→ Data entries for graphics
===

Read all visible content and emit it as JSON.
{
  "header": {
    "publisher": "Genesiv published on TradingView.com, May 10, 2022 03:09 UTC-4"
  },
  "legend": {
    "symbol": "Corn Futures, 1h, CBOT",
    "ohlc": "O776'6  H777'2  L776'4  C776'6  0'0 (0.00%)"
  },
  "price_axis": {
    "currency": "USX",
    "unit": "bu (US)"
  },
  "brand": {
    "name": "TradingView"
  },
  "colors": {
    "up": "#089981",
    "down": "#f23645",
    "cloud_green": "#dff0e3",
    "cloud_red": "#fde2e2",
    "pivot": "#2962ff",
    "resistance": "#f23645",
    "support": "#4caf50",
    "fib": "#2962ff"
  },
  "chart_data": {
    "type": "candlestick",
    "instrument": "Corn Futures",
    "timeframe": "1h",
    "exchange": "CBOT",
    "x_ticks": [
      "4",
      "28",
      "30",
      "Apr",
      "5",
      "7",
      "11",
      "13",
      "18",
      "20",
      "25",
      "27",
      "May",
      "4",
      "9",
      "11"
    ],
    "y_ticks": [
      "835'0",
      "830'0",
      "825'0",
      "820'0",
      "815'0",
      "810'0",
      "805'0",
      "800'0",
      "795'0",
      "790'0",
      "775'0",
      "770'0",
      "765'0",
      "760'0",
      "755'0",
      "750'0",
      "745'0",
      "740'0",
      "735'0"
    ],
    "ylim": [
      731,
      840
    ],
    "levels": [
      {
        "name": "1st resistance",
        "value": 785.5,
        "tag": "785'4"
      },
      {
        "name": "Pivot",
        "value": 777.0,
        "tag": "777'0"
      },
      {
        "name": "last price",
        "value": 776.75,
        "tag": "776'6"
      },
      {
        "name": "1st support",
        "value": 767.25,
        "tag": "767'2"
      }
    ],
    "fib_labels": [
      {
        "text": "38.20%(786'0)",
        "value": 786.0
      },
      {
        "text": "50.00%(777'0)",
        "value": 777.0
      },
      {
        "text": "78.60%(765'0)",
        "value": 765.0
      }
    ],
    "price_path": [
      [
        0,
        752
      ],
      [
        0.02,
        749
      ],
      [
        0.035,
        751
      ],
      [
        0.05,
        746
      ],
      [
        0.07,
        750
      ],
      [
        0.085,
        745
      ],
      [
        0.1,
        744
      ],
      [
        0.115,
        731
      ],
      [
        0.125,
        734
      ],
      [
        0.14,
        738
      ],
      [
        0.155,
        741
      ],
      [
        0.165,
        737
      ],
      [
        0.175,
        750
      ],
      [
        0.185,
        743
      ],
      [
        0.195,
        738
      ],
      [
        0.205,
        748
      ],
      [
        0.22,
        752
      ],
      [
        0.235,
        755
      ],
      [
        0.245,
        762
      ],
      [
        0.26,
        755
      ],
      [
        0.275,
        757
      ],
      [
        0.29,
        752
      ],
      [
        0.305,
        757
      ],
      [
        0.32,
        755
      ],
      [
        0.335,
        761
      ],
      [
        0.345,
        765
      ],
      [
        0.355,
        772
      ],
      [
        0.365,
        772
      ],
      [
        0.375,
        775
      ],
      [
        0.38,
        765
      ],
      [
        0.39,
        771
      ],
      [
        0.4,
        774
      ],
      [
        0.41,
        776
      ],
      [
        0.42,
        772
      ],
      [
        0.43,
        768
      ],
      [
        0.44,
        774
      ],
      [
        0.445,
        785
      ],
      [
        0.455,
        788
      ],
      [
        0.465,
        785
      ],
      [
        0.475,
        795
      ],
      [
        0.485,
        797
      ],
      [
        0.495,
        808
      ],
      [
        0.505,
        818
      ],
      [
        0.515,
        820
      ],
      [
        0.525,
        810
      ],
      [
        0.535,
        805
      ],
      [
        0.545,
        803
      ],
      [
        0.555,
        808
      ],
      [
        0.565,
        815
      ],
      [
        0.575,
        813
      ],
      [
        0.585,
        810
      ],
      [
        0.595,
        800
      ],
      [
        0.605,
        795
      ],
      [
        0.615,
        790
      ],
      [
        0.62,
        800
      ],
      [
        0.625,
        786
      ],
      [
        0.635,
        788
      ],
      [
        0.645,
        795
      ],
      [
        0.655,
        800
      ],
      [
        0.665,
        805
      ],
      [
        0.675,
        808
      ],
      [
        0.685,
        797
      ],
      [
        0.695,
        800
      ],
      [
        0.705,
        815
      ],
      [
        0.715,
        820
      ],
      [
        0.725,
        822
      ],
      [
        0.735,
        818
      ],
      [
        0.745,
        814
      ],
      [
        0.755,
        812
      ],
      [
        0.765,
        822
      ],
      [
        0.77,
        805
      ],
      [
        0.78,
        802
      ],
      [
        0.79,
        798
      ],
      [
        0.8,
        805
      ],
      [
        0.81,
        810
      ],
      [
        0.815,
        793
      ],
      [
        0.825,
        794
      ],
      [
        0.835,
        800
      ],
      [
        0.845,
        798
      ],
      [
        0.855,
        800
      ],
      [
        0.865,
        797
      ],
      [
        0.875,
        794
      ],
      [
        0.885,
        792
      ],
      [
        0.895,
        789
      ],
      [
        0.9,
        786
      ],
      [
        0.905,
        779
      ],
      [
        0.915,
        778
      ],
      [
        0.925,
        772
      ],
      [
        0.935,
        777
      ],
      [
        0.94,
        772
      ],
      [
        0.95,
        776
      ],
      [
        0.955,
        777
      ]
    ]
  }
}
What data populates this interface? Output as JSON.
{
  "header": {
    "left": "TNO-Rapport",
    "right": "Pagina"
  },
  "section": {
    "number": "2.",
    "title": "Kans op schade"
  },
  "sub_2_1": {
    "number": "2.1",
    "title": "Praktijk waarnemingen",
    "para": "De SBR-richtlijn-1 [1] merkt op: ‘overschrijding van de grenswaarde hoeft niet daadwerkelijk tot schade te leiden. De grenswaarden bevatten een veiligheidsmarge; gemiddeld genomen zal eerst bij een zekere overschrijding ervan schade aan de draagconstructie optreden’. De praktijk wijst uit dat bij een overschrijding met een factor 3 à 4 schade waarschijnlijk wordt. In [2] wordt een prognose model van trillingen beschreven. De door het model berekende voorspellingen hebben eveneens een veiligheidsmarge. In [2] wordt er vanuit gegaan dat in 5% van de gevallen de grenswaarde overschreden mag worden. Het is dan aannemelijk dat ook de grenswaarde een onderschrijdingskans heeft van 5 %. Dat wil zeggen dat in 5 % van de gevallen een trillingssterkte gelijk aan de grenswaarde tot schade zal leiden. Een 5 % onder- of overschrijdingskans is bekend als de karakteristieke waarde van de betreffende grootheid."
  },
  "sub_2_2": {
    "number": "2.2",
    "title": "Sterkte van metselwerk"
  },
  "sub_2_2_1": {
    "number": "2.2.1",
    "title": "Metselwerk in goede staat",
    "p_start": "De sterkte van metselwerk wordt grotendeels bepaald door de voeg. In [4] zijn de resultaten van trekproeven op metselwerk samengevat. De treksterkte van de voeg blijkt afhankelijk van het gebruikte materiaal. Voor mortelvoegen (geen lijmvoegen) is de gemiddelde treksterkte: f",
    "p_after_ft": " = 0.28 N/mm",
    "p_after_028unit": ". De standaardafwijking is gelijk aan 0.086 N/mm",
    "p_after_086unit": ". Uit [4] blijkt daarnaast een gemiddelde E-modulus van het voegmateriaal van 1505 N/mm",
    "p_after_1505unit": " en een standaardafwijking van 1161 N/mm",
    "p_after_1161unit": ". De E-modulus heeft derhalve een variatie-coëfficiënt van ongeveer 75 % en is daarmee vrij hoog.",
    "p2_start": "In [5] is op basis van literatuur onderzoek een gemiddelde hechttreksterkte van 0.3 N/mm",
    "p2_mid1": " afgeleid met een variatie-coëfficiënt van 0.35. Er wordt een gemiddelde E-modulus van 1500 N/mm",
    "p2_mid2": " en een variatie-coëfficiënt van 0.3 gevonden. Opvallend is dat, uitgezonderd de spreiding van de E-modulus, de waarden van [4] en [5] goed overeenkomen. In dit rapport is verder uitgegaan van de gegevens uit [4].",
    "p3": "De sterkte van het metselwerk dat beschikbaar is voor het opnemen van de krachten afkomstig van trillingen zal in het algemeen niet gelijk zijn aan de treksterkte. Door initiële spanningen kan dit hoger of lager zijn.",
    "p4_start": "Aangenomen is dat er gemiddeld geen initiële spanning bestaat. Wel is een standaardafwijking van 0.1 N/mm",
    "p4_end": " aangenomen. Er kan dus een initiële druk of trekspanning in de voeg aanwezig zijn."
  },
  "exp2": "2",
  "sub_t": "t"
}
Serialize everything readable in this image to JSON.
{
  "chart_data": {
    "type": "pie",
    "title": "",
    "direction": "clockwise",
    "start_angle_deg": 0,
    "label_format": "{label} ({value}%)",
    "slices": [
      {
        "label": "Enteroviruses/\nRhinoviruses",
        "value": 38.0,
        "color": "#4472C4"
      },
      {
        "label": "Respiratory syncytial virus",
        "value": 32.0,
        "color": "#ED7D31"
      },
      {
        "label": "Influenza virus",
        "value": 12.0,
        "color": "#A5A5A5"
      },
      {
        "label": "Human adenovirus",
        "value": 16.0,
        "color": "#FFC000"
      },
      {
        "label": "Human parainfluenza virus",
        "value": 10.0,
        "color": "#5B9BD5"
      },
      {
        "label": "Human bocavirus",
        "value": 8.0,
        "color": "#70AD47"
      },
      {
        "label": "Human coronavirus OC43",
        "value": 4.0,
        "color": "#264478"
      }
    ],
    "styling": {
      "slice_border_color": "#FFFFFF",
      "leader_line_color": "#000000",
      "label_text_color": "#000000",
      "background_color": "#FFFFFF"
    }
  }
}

===

→ What is required
Produce a verbatim copy of the lines from the one holding "Serialize everything readable" to the final line of the data, and nothing more.

→ Expected answer
Serialize everything readable in this image to JSON.
{
  "chart_data": {
    "type": "pie",
    "title": "",
    "direction": "clockwise",
    "start_angle_deg": 0,
    "label_format": "{label} ({value}%)",
    "slices": [
      {
        "label": "Enteroviruses/\nRhinoviruses",
        "value": 38.0,
        "color": "#4472C4"
      },
      {
        "label": "Respiratory syncytial virus",
        "value": 32.0,
        "color": "#ED7D31"
      },
      {
        "label": "Influenza virus",
        "value": 12.0,
        "color": "#A5A5A5"
      },
      {
        "label": "Human adenovirus",
        "value": 16.0,
        "color": "#FFC000"
      },
      {
        "label": "Human parainfluenza virus",
        "value": 10.0,
        "color": "#5B9BD5"
      },
      {
        "label": "Human bocavirus",
        "value": 8.0,
        "color": "#70AD47"
      },
      {
        "label": "Human coronavirus OC43",
        "value": 4.0,
        "color": "#264478"
      }
    ],
    "styling": {
      "slice_border_color": "#FFFFFF",
      "leader_line_color": "#000000",
      "label_text_color": "#000000",
      "background_color": "#FFFFFF"
    }
  }
}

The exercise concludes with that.